• _Task statement_: What is the number of lines in these entries that contain "cloth"? State it alone.

— start —

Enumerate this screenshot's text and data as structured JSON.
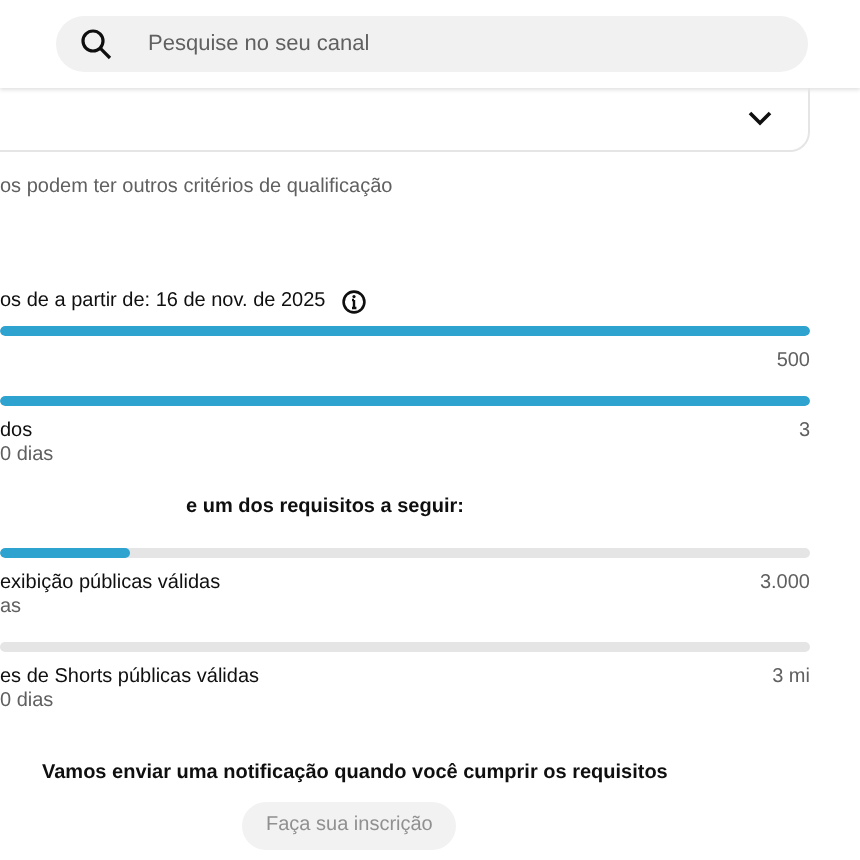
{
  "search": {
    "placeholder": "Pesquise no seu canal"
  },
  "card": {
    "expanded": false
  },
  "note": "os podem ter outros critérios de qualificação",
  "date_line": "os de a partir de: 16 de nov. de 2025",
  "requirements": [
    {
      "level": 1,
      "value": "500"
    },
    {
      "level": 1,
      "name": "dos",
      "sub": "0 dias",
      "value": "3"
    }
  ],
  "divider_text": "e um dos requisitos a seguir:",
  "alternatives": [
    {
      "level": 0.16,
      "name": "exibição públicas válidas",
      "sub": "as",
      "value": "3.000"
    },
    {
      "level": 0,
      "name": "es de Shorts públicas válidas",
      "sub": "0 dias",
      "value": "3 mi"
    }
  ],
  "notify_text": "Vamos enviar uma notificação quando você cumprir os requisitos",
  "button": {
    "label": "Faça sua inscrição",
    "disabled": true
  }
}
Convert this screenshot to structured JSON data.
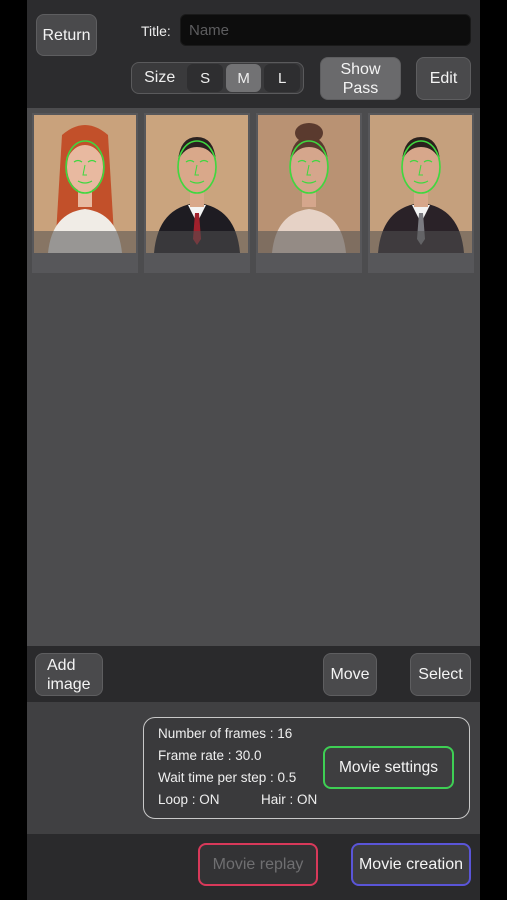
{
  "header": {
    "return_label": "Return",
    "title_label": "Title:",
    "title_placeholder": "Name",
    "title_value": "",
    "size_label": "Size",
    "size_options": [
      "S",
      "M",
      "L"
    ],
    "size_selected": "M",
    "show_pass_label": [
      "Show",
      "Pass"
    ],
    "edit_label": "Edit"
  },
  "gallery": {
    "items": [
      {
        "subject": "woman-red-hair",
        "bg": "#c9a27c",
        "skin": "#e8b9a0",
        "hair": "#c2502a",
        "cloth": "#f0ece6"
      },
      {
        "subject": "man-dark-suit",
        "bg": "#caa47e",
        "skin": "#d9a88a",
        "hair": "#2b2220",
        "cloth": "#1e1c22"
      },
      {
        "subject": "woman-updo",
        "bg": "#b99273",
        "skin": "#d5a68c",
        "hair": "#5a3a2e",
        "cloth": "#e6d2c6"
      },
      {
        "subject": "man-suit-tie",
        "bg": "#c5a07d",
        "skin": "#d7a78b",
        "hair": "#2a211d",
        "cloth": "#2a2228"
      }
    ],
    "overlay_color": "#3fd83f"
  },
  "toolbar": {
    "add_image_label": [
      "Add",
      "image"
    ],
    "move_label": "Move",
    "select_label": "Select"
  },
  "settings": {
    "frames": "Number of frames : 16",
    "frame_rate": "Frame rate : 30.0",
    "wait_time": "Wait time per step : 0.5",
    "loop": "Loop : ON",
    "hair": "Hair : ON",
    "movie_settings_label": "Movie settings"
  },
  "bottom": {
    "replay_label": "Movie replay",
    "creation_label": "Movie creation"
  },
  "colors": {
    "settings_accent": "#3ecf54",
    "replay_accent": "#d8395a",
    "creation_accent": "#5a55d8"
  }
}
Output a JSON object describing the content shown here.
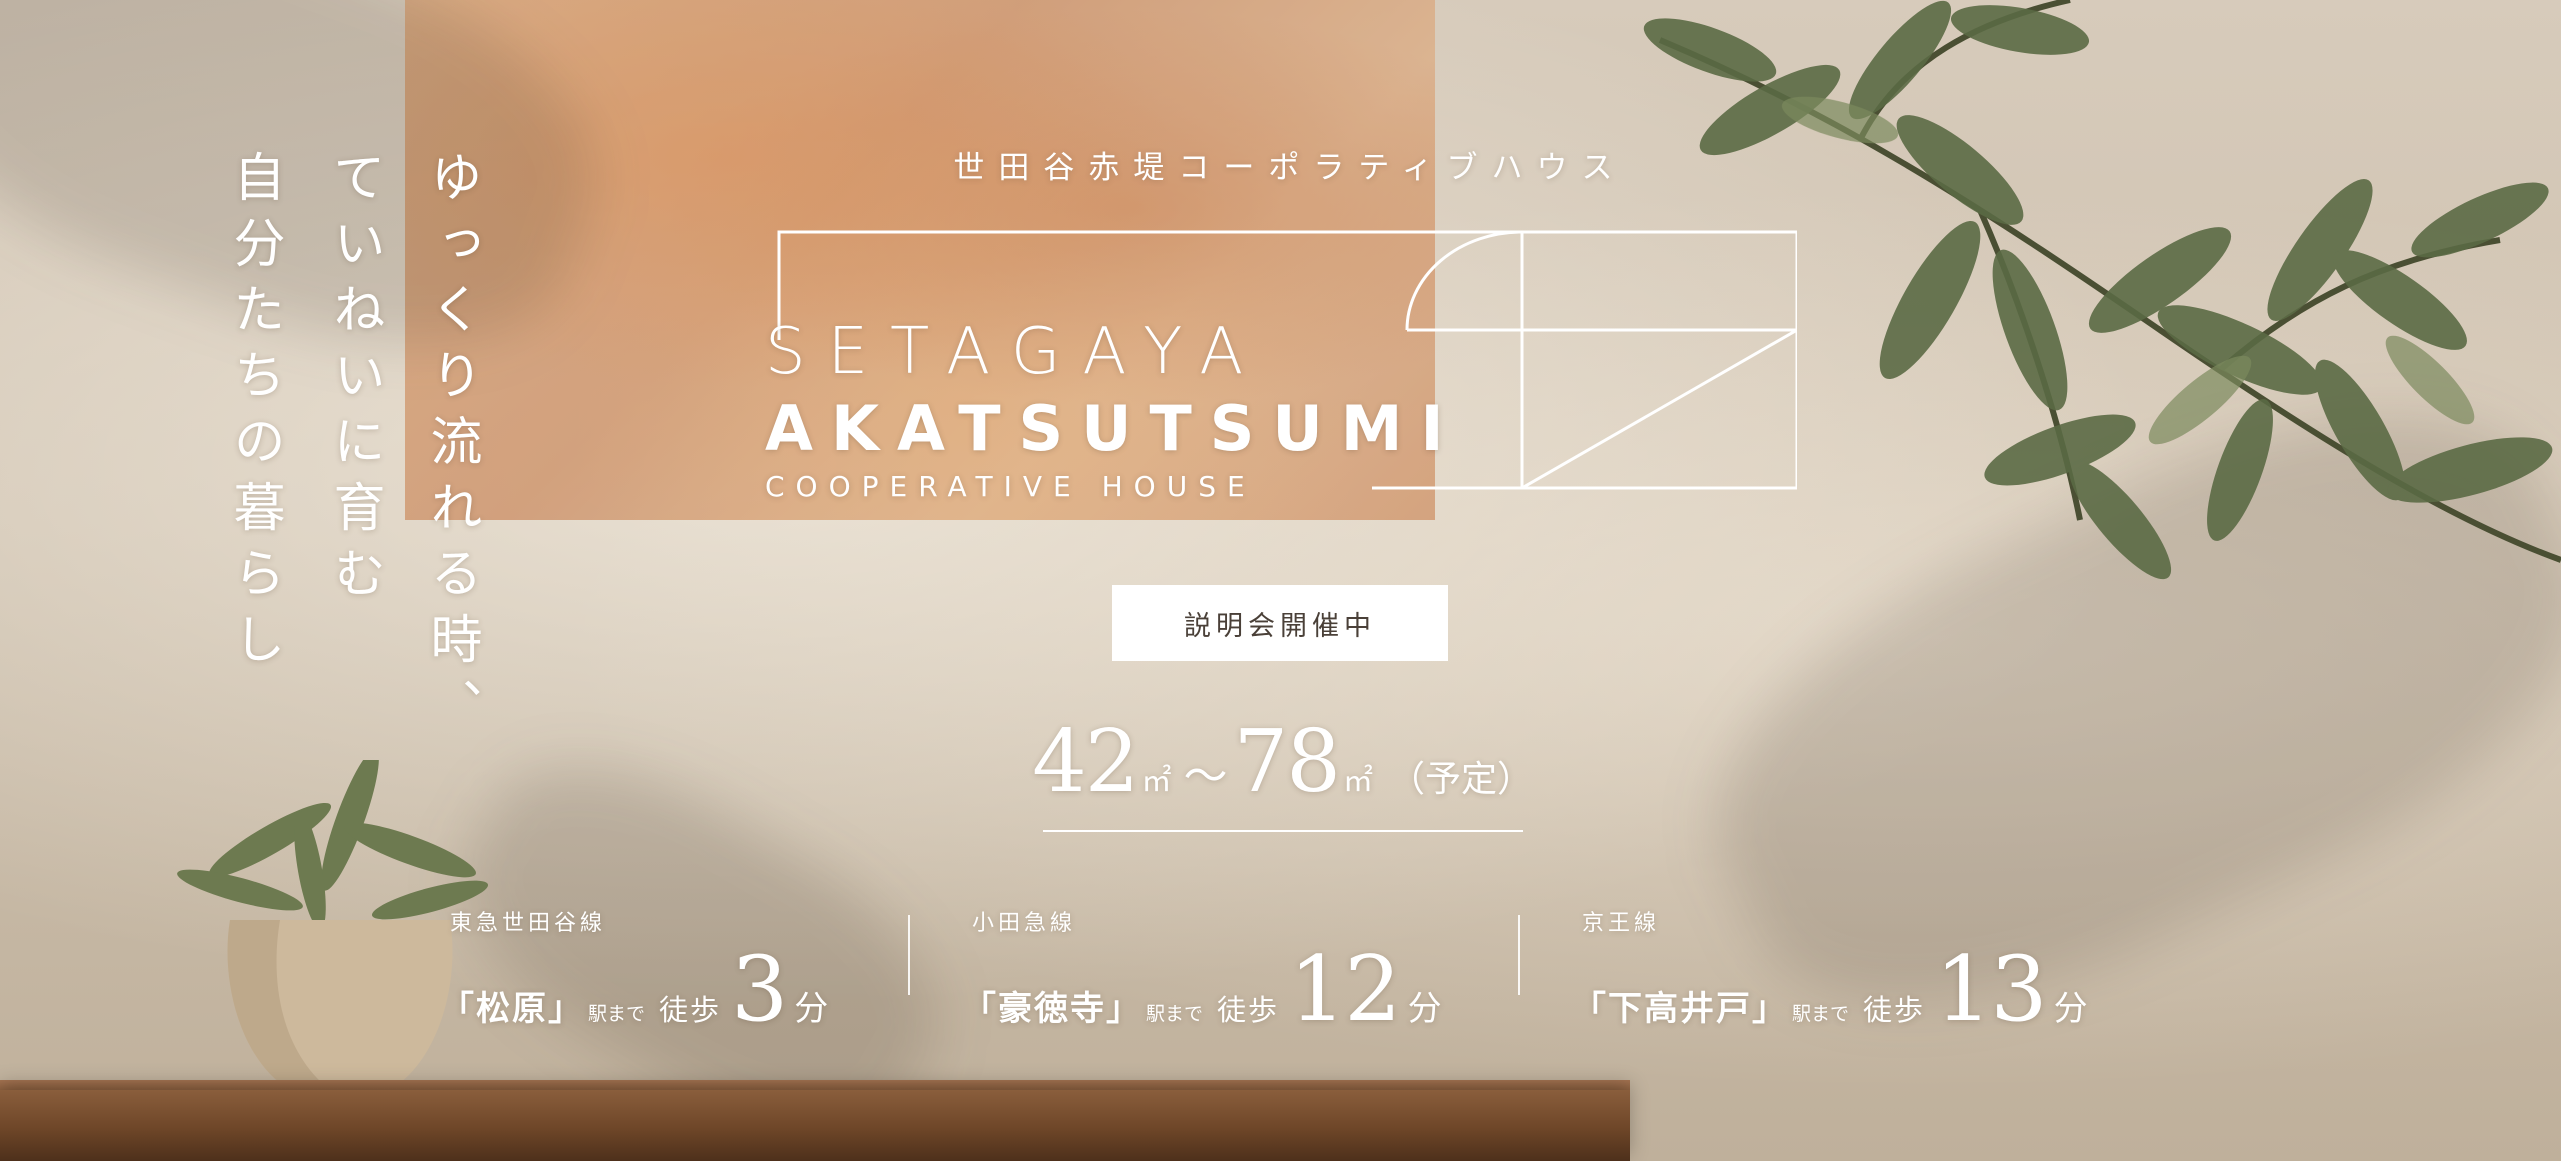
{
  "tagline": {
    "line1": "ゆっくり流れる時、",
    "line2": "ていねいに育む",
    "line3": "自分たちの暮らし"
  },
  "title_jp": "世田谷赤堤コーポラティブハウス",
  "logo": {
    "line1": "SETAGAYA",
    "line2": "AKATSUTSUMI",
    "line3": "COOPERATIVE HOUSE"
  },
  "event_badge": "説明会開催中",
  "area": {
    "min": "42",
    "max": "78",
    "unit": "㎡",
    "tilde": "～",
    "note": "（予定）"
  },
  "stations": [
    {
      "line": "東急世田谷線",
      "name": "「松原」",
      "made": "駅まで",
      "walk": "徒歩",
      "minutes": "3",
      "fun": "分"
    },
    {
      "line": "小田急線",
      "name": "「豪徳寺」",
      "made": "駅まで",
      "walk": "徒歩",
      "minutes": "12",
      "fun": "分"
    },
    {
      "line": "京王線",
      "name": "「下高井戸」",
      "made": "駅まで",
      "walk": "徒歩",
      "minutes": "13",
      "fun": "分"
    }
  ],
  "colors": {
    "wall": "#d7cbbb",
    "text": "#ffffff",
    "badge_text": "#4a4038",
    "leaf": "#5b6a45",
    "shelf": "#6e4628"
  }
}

— end —
— start —

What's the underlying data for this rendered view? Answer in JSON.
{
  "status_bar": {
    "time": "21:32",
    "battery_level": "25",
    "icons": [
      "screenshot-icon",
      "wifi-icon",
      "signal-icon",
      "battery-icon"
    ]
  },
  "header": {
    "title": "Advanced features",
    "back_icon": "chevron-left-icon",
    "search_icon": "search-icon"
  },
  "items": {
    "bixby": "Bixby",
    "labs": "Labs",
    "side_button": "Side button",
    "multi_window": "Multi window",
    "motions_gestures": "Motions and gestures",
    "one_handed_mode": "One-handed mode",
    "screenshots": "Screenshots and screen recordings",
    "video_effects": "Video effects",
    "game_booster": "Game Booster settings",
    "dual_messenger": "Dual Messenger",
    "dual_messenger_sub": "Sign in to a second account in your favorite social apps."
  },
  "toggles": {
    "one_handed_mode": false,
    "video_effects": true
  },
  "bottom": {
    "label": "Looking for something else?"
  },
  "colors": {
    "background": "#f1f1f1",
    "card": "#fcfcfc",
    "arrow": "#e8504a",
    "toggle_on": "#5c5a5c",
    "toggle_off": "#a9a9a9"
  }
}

— end —
— start —

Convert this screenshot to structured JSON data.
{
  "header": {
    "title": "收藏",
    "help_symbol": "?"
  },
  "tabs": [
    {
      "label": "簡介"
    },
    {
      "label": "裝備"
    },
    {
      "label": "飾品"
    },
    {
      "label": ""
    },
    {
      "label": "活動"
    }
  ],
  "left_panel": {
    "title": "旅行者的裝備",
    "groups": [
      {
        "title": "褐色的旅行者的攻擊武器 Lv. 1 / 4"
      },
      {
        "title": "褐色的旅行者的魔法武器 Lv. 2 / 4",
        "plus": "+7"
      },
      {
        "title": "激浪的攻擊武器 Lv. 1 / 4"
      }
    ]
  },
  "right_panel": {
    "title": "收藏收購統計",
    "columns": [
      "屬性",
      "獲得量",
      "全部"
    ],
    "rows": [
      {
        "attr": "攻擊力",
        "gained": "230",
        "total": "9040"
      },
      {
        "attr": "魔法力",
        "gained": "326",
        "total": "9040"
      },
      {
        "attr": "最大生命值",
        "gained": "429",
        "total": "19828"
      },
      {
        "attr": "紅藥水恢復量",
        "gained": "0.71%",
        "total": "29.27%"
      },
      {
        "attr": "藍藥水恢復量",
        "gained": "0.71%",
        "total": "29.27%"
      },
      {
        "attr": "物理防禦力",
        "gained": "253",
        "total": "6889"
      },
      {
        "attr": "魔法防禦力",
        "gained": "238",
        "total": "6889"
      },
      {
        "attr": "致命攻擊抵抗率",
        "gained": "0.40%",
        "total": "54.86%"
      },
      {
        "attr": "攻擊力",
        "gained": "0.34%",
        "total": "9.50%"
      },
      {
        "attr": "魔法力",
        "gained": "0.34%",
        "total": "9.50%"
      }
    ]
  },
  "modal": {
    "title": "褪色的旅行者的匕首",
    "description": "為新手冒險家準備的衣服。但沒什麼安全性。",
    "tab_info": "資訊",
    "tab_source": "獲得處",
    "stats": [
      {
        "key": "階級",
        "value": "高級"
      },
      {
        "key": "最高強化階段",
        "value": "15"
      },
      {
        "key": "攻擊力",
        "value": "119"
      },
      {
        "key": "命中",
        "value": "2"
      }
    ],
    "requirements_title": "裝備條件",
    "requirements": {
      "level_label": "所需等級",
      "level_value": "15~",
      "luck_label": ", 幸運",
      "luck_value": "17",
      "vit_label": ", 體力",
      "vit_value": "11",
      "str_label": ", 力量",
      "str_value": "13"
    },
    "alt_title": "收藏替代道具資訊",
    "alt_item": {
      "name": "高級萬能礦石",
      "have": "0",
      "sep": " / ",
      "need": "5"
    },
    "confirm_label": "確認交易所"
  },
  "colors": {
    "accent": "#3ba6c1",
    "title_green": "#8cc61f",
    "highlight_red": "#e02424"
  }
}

— end —

• _Expected output_: 4